What you are asked to do:
From the listing below, extract each line containing the string "server".

Recorded data:
○ ○ ○ ○
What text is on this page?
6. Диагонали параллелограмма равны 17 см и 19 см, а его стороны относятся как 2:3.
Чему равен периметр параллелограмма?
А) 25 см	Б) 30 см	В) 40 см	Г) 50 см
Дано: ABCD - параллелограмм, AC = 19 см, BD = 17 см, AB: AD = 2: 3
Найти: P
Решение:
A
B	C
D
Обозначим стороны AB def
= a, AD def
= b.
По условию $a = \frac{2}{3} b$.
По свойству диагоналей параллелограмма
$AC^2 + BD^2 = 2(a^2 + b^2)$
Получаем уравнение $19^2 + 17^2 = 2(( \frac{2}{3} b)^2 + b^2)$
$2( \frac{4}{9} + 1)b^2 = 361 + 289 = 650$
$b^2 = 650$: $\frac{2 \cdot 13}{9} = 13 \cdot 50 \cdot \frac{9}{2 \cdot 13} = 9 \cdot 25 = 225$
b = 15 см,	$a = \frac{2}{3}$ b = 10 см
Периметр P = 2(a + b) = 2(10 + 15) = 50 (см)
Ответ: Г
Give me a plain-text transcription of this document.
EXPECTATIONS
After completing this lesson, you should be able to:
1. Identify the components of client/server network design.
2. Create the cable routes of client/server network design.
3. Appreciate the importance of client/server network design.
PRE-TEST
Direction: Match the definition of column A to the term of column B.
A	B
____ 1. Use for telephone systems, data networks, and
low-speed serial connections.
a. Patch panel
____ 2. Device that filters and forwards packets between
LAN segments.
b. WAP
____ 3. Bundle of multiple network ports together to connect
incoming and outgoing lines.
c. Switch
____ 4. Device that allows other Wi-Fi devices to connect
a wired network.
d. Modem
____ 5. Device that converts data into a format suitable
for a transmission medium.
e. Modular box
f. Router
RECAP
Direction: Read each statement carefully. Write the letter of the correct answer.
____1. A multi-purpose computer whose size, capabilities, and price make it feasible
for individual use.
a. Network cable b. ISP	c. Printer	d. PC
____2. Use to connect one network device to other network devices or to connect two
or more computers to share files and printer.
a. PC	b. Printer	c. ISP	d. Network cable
○ ○ ○ ○
Reply:
1. Identify the components of client/server network design.
2. Create the cable routes of client/server network design.
3. Appreciate the importance of client/server network design.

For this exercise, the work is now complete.